WRITTEN REQUEST:
Count the lines below that contain the word "Номер". Give only the number.

Collected data
"""
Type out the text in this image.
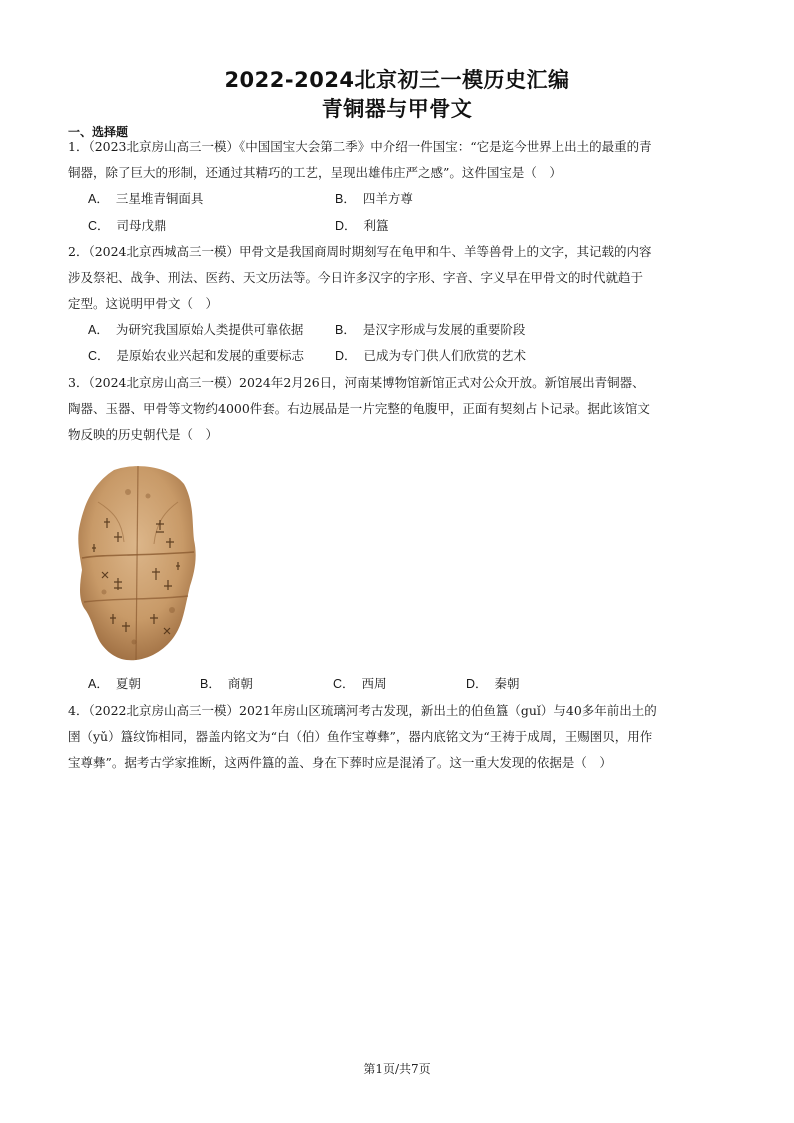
2022-2024北京初三一模历史汇编
青铜器与甲骨文
一、选择题
1．（2023北京房山高三一模）《中国国宝大会第二季》中介绍一件国宝：“它是迄今世界上出土的最重的青
铜器，除了巨大的形制，还通过其精巧的工艺，呈现出雄伟庄严之感”。这件国宝是（　）
A． 三星堆青铜面具	B． 四羊方尊
C． 司母戊鼎	D． 利簋
2．（2024北京西城高三一模）甲骨文是我国商周时期刻写在龟甲和牛、羊等兽骨上的文字，其记载的内容
涉及祭祀、战争、刑法、医药、天文历法等。今日许多汉字的字形、字音、字义早在甲骨文的时代就趋于
定型。这说明甲骨文（　）
A． 为研究我国原始人类提供可靠依据	B． 是汉字形成与发展的重要阶段
C． 是原始农业兴起和发展的重要标志 D． 已成为专门供人们欣赏的艺术
3．（2024北京房山高三一模）2024年2月26日，河南某博物馆新馆正式对公众开放。新馆展出青铜器、
陶器、玉器、甲骨等文物约4000件套。右边展品是一片完整的龟腹甲，正面有契刻占卜记录。据此该馆文
物反映的历史朝代是（　）
A． 夏朝	B． 商朝	C． 西周	D． 秦朝
4．（2022北京房山高三一模）2021年房山区琉璃河考古发现，新出土的伯鱼簋（guǐ）与40多年前出土的
圉（yǔ）簋纹饰相同，器盖内铭文为“白（伯）鱼作宝尊彝”，器内底铭文为“王祷于成周，王赐圉贝，用作
宝尊彝”。据考古学家推断，这两件簋的盖、身在下葬时应是混淆了。这一重大发现的依据是（　）
第1页/共7页
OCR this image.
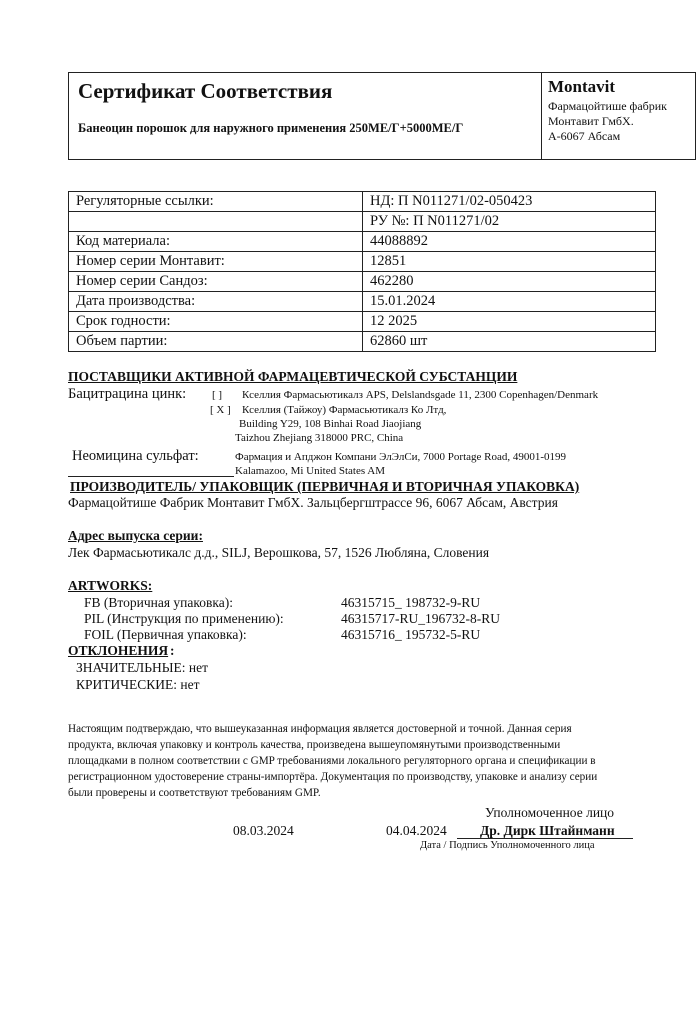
Сертификат Соответствия
Банеоцин порошок для наружного применения 250МЕ/Г+5000МЕ/Г
Montavit
Фармацойтише фабрик
Монтавит ГмбХ.
А-6067 Абсам
Регуляторные ссылки:	НД: П N011271/02-050423
	РУ №: П N011271/02
Код материала:	44088892
Номер серии Монтавит:	12851
Номер серии Сандоз:	462280
Дата производства:	15.01.2024
Срок годности:	12 2025
Объем партии:	62860 шт
ПОСТАВЩИКИ АКТИВНОЙ ФАРМАЦЕВТИЧЕСКОЙ СУБСТАНЦИИ
Бацитрацина цинк: [ ] Кселлия Фармасьютикалз APS, Delslandsgade 11, 2300 Copenhagen/Denmark
[ X ] Кселлия (Тайжоу) Фармасьютикалз Ко Лтд,
Building Y29, 108 Binhai Road Jiaojiang
Taizhou Zhejiang 318000 PRC, China
Неомицина сульфат:	Фармация и Апджон Компани ЭлЭлСи, 7000 Portage Road, 49001-0199
Kalamazoo, Mi United States AM
ПРОИЗВОДИТЕЛЬ/ УПАКОВЩИК (ПЕРВИЧНАЯ И ВТОРИЧНАЯ УПАКОВКА)
Фармацойтише Фабрик Монтавит ГмбХ. Зальцбергштрассе 96, 6067 Абсам, Австрия
Адрес выпуска серии:
Лек Фармасьютикалс д.д., SILJ, Верошкова, 57, 1526 Любляна, Словения
ARTWORKS:
FB (Вторичная упаковка):	46315715_ 198732-9-RU
PIL (Инструкция по применению):	46315717-RU_196732-8-RU
FOIL (Первичная упаковка):	46315716_ 195732-5-RU
ОТКЛОНЕНИЯ :
ЗНАЧИТЕЛЬНЫЕ: нет
КРИТИЧЕСКИЕ: нет
Настоящим подтверждаю, что вышеуказанная информация является достоверной и точной. Данная серия
продукта, включая упаковку и контроль качества, произведена вышеупомянутыми производственными
площадками в полном соответствии с GMP требованиями локального регуляторного органа и спецификации в
регистрационном удостоверение страны-импортёра. Документация по производству, упаковке и анализу серии
были проверены и соответствуют требованиям GMP.
Уполномоченное лицо
08.03.2024	04.04.2024 Др. Дирк Штайнманн
Дата / Подпись Уполномоченного лица
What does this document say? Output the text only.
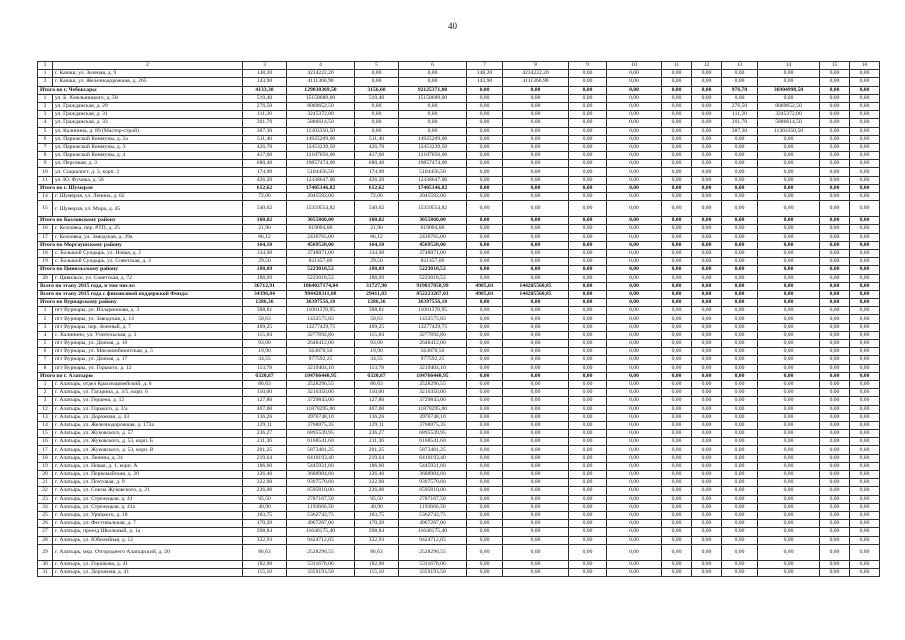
40
1	2	3	4	5	6	7	8	9	10	11	12	13	14	15	16
1	г. Канаш, ул. Зеленая, д. 9	148,20	4234222,20	0,00	0,00	148,20	4234222,20	0,00	0,00	0,00	0,00	0,00	0,00	0,00	0,00
2	г. Канаш, ул. Железнодорожная, д. 265	143,90	4111366,90	0,00	0,00	143,90	4111366,90	0,00	0,00	0,00	0,00	0,00	0,00	0,00	0,00
Итого по г. Чебоксары		4133,30	129030369,50	3156,60	92125371,00	0,00	0,00	0,00	0,00	0,00	0,00	976,70	36904998,50	0,00	0,00
1	ул. Б. Хмельницкого, д. 58	519,40	15158689,00	519,40	15158689,00	0,00	0,00	0,00	0,00	0,00	0,00	0,00	0,00	0,00	0,00
2	ул. Гражданская, д. 29	276,50	8069652,50	0,00	0,00	0,00	0,00	0,00	0,00	0,00	0,00	276,50	8069652,50	0,00	0,00
3	ул. Гражданская, д. 31	111,20	3245372,00	0,00	0,00	0,00	0,00	0,00	0,00	0,00	0,00	111,20	3245372,00	0,00	0,00
4	ул. Гражданская, д. 33	201,70	5886614,50	0,00	0,00	0,00	0,00	0,00	0,00	0,00	0,00	201,70	5886614,50	0,00	0,00
5	ул. Калинина, д. 89 (Мастер-строй)	387,30	11303350,50	0,00	0,00	0,00	0,00	0,00	0,00	0,00	0,00	387,30	11303350,50	0,00	0,00
6	ул. Парижской Коммуны, д. 2а	511,40	14925209,00	511,40	14925209,00	0,00	0,00	0,00	0,00	0,00	0,00	0,00	0,00	0,00	0,00
7	ул. Парижской Коммуны, д. 3	426,70	12453239,50	426,70	12453239,50	0,00	0,00	0,00	0,00	0,00	0,00	0,00	0,00	0,00	0,00
8	ул. Парижской Коммуны, д. 4	417,60	12187656,00	417,60	12187656,00	0,00	0,00	0,00	0,00	0,00	0,00	0,00	0,00	0,00	0,00
9	ул. Персчная, д. 3	680,40	19857474,00	680,40	19857474,00	0,00	0,00	0,00	0,00	0,00	0,00	0,00	0,00	0,00	0,00
10	ул. Социалист, д. 3, корп. 2	174,90	5104456,50	174,90	5104456,50	0,00	0,00	0,00	0,00	0,00	0,00	0,00	0,00	0,00	0,00
11	ул. Ю. Фучика, д. 56	426,20	12438647,00	426,20	12438647,00	0,00	0,00	0,00	0,00	0,00	0,00	0,00	0,00	0,00	0,00
Итого по г. Шумерля		612,62	17405146,82	612,62	17405146,82	0,00	0,00	0,00	0,00	0,00	0,00	0,00	0,00	0,00	0,00
14	г. Шумерля, ул. Ленина, д. 62	72,00	2045592,00	72,00	2045592,00	0,00	0,00	0,00	0,00	0,00	0,00	0,00	0,00	0,00	0,00
15	г. Шумерля, ул. Мира, д. 45	540,62	15359554,82	540,62	15359554,82	0,00	0,00	0,00	0,00	0,00	0,00	0,00	0,00	0,00	0,00
Итого по Козловскому району		108,02	3055860,00	108,02	3055860,00	0,00	0,00	0,00	0,00	0,00	0,00	0,00	0,00	0,00	0,00
16	г. Козловка, пер. РТП, д. 25	21,90	619094,00	21,90	619094,00	0,00	0,00	0,00	0,00	0,00	0,00	0,00	0,00	0,00	0,00
17	г. Козловка, ул. Заводская, д. 39а	86,12	2436765,00	86,12	2436765,00	0,00	0,00	0,00	0,00	0,00	0,00	0,00	0,00	0,00	0,00
Итого по Моргаушскому району		164,10	4569528,00	164,10	4569528,00	0,00	0,00	0,00	0,00	0,00	0,00	0,00	0,00	0,00	0,00
18	с. Большой Сундырь, ул. Новая, д. 2	134,60	3748071,00	134,60	3748071,00	0,00	0,00	0,00	0,00	0,00	0,00	0,00	0,00	0,00	0,00
19	с. Большой Сундырь, ул. Советская, д. 3	29,50	821457,00	29,50	821457,00	0,00	0,00	0,00	0,00	0,00	0,00	0,00	0,00	0,00	0,00
Итого по Цивильскому району		188,69	5223018,52	188,69	5223018,52	0,00	0,00	0,00	0,00	0,00	0,00	0,00	0,00	0,00	0,00
20	г. Цивильск, ул. Советская, д. 72	188,69	5223018,52	188,69	5223018,52	0,00	0,00	0,00	0,00	0,00	0,00	0,00	0,00	0,00	0,00
Всего по этапу 2015 года, в том числе:		36712,91	1064027174,84	31727,90	919817858,99	4985,01	144205560,85	0,00	0,00	0,00	0,00	0,00	0,00	0,00	0,00
Всего по этапу 2015 года с финансовой поддержкой Фонда:		34396,84	994428311,88	29411,83	852223267,03	4985,01	144205560,85	0,00	0,00	0,00	0,00	0,00	0,00	0,00	0,00
Итого по Вурнарскому району		1286,36	36397556,18	1286,36	36397556,18	0,00	0,00	0,00	0,00	0,00	0,00	0,00	0,00	0,00	0,00
1	пгт Вурнары, ул. Илларионова, д. 3	388,81	11001378,95	388,81	11001378,95	0,00	0,00	0,00	0,00	0,00	0,00	0,00	0,00	0,00	0,00
2	пгт Вурнары, ул. Заводская, д. 14	50,63	1432575,83	50,63	1432575,83	0,00	0,00	0,00	0,00	0,00	0,00	0,00	0,00	0,00	0,00
3	пгт Вурнары, пер. Зеленый, д. 7	469,25	13277429,75	469,25	13277429,75	0,00	0,00	0,00	0,00	0,00	0,00	0,00	0,00	0,00	0,00
4	с. Калинино, ул. Учительская, д. 3	115,84	3277692,80	115,84	3277692,80	0,00	0,00	0,00	0,00	0,00	0,00	0,00	0,00	0,00	0,00
5	пгт Вурнары, ул. Дачная, д. 10	93,60	2648412,00	93,60	2648412,00	0,00	0,00	0,00	0,00	0,00	0,00	0,00	0,00	0,00	0,00
6	пгт Вурнары, ул. Мясокомбинатская, д. 5	19,90	563070,50	19,90	563070,50	0,00	0,00	0,00	0,00	0,00	0,00	0,00	0,00	0,00	0,00
7	пгт Вурнары, ул. Дачная, д. 17	34,55	977592,25	34,55	977592,25	0,00	0,00	0,00	0,00	0,00	0,00	0,00	0,00	0,00	0,00
8	пгт Вурнары, ул. Горького, д. 12	113,78	3219404,10	113,78	3219404,10	0,00	0,00	0,00	0,00	0,00	0,00	0,00	0,00	0,00	0,00
Итого по г. Алатырю		6320,87	184766440,95	6320,87	184766440,95	0,00	0,00	0,00	0,00	0,00	0,00	0,00	0,00	0,00	0,00
1	г. Алатырь, отдел Красноармейский, д. 6	86,63	2528296,55	86,63	2528296,55	0,00	0,00	0,00	0,00	0,00	0,00	0,00	0,00	0,00	0,00
2	г. Алатырь, ул. Гагарина, д. 3/5, корп. 6	110,00	3210350,00	110,00	3210350,00	0,00	0,00	0,00	0,00	0,00	0,00	0,00	0,00	0,00	0,00
3	г. Алатырь, ул. Герцена, д. 12	127,80	3729843,00	127,80	3729843,00	0,00	0,00	0,00	0,00	0,00	0,00	0,00	0,00	0,00	0,00
12	г. Алатырь, ул. Горького, д. 3/а	407,00	11878295,00	407,00	11878295,00	0,00	0,00	0,00	0,00	0,00	0,00	0,00	0,00	0,00	0,00
13	г. Алатырь, ул. Дорожная, д. 43	136,26	3976748,10	136,26	3976748,10	0,00	0,00	0,00	0,00	0,00	0,00	0,00	0,00	0,00	0,00
14	г. Алатырь, ул. Железнодорожная, д. 173а	129,11	3768075,35	129,11	3768075,35	0,00	0,00	0,00	0,00	0,00	0,00	0,00	0,00	0,00	0,00
15	г. Алатырь, ул. Жуковского, д. 57	236,27	6895539,95	236,27	6895539,95	0,00	0,00	0,00	0,00	0,00	0,00	0,00	0,00	0,00	0,00
16	г. Алатырь, ул. Жуковского, д. 53, корп. Б	211,36	6168541,60	211,36	6168541,60	0,00	0,00	0,00	0,00	0,00	0,00	0,00	0,00	0,00	0,00
17	г. Алатырь, ул. Жуковского, д. 53, корп. В	201,25	5873481,25	201,25	5873481,25	0,00	0,00	0,00	0,00	0,00	0,00	0,00	0,00	0,00	0,00
18	г. Алатырь, ул. Ленина, д. 24	219,64	6410193,40	219,64	6410193,40	0,00	0,00	0,00	0,00	0,00	0,00	0,00	0,00	0,00	0,00
19	г. Алатырь, ул. Новая, д. 1, корп. А	186,60	5445921,00	186,60	5445921,00	0,00	0,00	0,00	0,00	0,00	0,00	0,00	0,00	0,00	0,00
20	г. Алатырь, ул. Первомайская, д. 20	126,40	3688984,00	126,40	3688984,00	0,00	0,00	0,00	0,00	0,00	0,00	0,00	0,00	0,00	0,00
21	г. Алатырь, ул. Почтовая, д. 9	322,00	9397570,00	322,00	9397570,00	0,00	0,00	0,00	0,00	0,00	0,00	0,00	0,00	0,00	0,00
22	г. Алатырь, ул. Союза Жуковского, д. 21	226,00	6595810,00	226,00	6595810,00	0,00	0,00	0,00	0,00	0,00	0,00	0,00	0,00	0,00	0,00
23	г. Алатырь, ул. Стрелецкая, д. 41	95,50	2787167,50	95,50	2787167,50	0,00	0,00	0,00	0,00	0,00	0,00	0,00	0,00	0,00	0,00
24	г. Алатырь, ул. Стрелецкая, д. 41а	40,90	1193666,50	40,90	1193666,50	0,00	0,00	0,00	0,00	0,00	0,00	0,00	0,00	0,00	0,00
25	г. Алатырь, ул. Урицкого, д. 18	183,75	5362743,75	183,75	5362743,75	0,00	0,00	0,00	0,00	0,00	0,00	0,00	0,00	0,00	0,00
26	г. Алатырь, ул. Фестивальная, д. 7	170,20	4967287,00	170,20	4967287,00	0,00	0,00	0,00	0,00	0,00	0,00	0,00	0,00	0,00	0,00
27	г. Алатырь, проезд Школьный, д. 1а	398,84	11640175,40	398,84	11640175,40	0,00	0,00	0,00	0,00	0,00	0,00	0,00	0,00	0,00	0,00
28	г. Алатырь, ул. Юбилейная, д. 12	322,93	9424712,05	322,93	9424712,05	0,00	0,00	0,00	0,00	0,00	0,00	0,00	0,00	0,00	0,00
29	г. Алатырь, мкр. Отгороднего Алатырский, д. 20	86,63	2528296,55	86,63	2528296,55	0,00	0,00	0,00	0,00	0,00	0,00	0,00	0,00	0,00	0,00
30	г. Алатырь, ул. Горшкова, д. 41	182,00	5311670,00	182,00	5311670,00	0,00	0,00	0,00	0,00	0,00	0,00	0,00	0,00	0,00	0,00
31	г. Алатырь, ул. Дорожная, д. 41	115,10	3359193,50	115,10	3359193,50	0,00	0,00	0,00	0,00	0,00	0,00	0,00	0,00	0,00	0,00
"""
FULL RESPONSE:
2